What is asked » Find the lines holding the word "氧化型谷胱甘肽" and collect them.

Supplied data »
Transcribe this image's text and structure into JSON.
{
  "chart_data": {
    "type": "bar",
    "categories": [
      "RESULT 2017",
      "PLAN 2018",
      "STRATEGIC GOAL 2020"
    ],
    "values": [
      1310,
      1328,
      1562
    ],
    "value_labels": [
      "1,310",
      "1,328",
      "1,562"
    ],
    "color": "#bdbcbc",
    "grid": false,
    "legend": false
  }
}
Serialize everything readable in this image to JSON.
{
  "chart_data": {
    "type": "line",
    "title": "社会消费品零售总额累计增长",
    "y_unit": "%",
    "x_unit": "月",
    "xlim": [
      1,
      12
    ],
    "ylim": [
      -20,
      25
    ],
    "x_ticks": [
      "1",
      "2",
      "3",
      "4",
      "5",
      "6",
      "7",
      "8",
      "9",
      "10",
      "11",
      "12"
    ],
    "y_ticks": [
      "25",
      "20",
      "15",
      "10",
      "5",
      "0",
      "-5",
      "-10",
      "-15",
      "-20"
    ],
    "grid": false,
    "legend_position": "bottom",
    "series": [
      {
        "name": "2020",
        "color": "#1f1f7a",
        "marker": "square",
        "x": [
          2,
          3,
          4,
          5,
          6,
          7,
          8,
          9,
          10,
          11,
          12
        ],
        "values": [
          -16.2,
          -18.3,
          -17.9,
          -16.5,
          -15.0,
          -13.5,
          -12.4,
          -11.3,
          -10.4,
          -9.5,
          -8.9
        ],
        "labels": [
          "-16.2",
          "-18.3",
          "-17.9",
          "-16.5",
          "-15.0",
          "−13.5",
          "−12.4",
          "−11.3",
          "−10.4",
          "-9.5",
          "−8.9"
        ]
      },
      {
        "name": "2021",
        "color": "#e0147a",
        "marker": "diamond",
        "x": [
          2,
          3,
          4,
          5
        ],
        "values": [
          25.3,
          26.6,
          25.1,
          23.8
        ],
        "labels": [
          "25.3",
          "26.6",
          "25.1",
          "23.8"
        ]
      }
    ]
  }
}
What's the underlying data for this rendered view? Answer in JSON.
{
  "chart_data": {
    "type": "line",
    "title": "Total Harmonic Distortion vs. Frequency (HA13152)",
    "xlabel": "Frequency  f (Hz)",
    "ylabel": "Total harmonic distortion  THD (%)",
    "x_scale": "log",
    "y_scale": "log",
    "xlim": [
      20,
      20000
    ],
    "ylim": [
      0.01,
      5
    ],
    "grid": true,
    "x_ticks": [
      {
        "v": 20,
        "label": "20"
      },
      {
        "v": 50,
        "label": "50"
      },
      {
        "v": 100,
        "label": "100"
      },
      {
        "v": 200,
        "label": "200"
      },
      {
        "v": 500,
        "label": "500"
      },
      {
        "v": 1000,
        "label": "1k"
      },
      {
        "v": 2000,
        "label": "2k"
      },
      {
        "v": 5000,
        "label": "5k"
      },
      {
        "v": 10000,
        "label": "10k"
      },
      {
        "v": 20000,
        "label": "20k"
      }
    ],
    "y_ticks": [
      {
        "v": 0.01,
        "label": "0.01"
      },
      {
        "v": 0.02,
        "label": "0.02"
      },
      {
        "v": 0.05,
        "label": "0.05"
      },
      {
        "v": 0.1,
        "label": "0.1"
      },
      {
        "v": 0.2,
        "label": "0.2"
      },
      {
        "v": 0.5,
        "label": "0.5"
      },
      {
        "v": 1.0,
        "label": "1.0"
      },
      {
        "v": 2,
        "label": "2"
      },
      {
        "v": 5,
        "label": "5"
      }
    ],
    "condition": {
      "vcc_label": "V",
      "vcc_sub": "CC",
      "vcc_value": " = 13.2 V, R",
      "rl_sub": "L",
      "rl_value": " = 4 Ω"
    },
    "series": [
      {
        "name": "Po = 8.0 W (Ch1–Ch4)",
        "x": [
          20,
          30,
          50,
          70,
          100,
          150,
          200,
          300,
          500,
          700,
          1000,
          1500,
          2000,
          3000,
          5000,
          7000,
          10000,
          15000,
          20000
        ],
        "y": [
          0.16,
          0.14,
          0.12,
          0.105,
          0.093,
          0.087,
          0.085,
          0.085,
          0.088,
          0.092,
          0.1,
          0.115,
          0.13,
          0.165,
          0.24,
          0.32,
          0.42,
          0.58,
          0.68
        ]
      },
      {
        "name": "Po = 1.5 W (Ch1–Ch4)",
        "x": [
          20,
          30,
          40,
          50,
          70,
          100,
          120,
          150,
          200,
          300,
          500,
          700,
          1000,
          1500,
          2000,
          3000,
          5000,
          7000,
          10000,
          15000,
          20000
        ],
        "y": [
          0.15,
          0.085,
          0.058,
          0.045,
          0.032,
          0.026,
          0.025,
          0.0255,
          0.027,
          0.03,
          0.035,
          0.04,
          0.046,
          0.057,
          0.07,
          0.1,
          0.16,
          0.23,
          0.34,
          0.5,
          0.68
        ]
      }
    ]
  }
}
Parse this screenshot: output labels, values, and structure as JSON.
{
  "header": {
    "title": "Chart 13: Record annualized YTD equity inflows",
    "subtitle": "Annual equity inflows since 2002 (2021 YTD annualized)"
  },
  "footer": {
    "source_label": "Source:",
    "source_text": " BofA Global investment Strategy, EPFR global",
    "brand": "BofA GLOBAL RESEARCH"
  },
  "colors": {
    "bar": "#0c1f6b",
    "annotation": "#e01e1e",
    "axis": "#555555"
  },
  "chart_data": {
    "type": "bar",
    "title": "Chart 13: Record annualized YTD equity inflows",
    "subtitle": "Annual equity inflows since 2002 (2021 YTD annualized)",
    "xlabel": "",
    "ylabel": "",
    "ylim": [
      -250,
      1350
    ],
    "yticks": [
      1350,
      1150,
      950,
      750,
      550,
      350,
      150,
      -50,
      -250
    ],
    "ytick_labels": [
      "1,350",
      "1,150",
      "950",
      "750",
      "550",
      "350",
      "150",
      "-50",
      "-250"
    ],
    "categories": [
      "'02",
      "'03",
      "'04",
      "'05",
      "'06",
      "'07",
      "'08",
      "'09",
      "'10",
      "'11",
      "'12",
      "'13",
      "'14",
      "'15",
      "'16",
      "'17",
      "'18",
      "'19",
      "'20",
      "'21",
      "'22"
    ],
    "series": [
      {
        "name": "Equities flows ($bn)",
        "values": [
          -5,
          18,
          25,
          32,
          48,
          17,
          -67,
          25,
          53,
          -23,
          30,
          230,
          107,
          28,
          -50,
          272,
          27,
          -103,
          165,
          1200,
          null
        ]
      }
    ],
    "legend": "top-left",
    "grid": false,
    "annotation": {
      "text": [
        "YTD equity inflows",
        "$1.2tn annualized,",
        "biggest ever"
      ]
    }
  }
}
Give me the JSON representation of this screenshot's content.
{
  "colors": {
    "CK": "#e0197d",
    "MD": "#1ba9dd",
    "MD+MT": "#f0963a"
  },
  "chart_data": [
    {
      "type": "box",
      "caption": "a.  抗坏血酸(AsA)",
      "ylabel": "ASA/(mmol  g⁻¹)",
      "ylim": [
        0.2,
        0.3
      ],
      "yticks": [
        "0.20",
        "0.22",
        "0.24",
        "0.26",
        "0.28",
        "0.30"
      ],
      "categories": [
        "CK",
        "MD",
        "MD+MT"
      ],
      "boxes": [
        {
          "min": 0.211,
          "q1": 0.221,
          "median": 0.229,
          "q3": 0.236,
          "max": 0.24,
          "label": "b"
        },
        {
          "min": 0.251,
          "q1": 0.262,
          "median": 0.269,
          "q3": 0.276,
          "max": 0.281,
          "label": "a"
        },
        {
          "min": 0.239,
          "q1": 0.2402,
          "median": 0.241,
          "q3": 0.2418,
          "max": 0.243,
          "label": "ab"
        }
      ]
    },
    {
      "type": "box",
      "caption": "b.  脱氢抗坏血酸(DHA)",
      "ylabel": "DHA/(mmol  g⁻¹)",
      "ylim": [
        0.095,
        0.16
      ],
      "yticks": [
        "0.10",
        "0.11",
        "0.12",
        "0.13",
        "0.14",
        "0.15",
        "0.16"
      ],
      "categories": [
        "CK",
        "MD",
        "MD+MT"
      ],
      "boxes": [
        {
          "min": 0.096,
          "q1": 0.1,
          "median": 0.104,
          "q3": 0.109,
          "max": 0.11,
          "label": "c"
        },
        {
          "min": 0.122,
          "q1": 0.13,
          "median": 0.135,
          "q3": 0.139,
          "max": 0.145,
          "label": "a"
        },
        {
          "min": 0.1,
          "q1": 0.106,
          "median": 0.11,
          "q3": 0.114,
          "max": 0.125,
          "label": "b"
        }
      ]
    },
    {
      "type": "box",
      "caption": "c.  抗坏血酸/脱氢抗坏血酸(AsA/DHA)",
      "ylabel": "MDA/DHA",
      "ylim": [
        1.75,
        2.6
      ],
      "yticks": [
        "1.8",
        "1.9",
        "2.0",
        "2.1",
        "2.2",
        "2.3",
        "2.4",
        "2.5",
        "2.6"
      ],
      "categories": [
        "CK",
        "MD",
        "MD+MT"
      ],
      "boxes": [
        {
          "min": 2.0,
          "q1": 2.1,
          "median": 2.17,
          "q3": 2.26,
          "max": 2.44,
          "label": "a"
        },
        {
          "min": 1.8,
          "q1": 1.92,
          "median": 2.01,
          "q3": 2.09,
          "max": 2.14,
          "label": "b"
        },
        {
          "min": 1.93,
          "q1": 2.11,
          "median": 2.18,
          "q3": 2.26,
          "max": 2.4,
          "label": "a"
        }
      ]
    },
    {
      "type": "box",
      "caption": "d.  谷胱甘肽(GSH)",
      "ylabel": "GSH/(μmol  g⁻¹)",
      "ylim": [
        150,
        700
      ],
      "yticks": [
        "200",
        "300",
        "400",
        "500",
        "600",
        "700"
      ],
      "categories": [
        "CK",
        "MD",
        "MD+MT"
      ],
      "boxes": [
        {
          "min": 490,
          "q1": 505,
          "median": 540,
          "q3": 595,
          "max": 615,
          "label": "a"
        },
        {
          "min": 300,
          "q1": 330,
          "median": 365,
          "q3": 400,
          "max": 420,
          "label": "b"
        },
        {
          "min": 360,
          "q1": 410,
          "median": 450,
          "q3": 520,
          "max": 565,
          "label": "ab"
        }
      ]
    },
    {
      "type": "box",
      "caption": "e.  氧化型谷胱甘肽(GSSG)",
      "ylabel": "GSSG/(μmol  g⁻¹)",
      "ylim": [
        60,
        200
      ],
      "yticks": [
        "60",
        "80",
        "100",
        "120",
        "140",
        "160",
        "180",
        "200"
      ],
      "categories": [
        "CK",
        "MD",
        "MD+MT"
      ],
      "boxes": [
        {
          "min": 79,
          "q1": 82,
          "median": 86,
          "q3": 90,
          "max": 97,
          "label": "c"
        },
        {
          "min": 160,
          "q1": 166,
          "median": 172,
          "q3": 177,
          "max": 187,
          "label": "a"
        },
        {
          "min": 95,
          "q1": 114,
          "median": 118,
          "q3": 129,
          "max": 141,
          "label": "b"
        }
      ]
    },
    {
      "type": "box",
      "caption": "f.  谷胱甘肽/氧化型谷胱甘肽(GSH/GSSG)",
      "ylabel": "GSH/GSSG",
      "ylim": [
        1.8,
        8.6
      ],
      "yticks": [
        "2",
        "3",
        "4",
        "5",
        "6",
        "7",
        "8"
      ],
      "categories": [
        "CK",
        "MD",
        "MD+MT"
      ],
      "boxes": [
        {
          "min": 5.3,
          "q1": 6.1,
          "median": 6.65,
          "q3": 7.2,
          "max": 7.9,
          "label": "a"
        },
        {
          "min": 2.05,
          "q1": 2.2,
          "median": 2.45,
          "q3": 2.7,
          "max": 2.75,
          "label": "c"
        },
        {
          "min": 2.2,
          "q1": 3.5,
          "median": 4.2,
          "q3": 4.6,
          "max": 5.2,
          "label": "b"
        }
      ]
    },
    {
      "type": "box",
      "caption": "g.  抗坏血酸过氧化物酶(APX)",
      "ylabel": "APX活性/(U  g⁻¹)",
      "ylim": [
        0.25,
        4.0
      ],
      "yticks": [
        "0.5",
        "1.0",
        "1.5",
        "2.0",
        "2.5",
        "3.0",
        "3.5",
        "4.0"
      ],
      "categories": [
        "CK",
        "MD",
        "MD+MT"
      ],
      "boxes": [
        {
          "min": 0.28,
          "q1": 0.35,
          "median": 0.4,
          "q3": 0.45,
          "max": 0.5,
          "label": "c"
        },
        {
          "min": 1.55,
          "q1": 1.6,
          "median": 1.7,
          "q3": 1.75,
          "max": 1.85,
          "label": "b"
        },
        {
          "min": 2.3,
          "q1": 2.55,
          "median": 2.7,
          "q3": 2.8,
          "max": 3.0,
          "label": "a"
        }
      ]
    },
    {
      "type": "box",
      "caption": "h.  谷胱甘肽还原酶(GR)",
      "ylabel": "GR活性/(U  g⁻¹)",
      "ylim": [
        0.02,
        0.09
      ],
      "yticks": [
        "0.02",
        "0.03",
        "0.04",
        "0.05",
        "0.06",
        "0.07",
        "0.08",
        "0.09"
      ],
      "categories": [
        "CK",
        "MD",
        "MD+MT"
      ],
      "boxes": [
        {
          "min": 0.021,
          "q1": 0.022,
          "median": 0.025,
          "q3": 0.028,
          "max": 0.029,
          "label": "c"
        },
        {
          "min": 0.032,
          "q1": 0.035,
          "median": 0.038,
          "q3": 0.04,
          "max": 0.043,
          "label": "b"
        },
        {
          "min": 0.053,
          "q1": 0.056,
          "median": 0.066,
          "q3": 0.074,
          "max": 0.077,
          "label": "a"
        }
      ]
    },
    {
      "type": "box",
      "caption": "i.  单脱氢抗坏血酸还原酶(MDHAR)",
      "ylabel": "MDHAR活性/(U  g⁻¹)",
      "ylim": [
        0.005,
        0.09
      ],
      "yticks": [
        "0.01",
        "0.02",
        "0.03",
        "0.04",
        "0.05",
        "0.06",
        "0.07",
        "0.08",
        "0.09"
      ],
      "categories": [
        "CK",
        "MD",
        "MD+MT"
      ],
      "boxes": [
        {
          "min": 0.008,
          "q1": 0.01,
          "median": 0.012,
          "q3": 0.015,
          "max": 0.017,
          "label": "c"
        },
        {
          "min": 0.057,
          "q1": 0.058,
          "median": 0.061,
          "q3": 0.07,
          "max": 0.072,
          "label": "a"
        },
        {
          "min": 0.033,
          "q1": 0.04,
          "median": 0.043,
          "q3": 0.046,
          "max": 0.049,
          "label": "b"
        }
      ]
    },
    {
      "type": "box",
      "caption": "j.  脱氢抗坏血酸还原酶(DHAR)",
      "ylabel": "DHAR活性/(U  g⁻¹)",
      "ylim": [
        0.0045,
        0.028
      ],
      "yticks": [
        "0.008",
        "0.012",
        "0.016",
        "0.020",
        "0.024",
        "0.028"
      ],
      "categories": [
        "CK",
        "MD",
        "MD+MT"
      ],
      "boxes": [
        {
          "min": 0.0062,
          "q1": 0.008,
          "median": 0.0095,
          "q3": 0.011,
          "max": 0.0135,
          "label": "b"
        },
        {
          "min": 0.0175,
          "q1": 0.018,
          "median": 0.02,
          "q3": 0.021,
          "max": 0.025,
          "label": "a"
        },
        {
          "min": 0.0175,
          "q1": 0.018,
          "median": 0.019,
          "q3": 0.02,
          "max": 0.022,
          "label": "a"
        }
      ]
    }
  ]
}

Correct result »
      "caption": "e.  氧化型谷胱甘肽(GSSG)",
      "caption": "f.  谷胱甘肽/氧化型谷胱甘肽(GSH/GSSG)",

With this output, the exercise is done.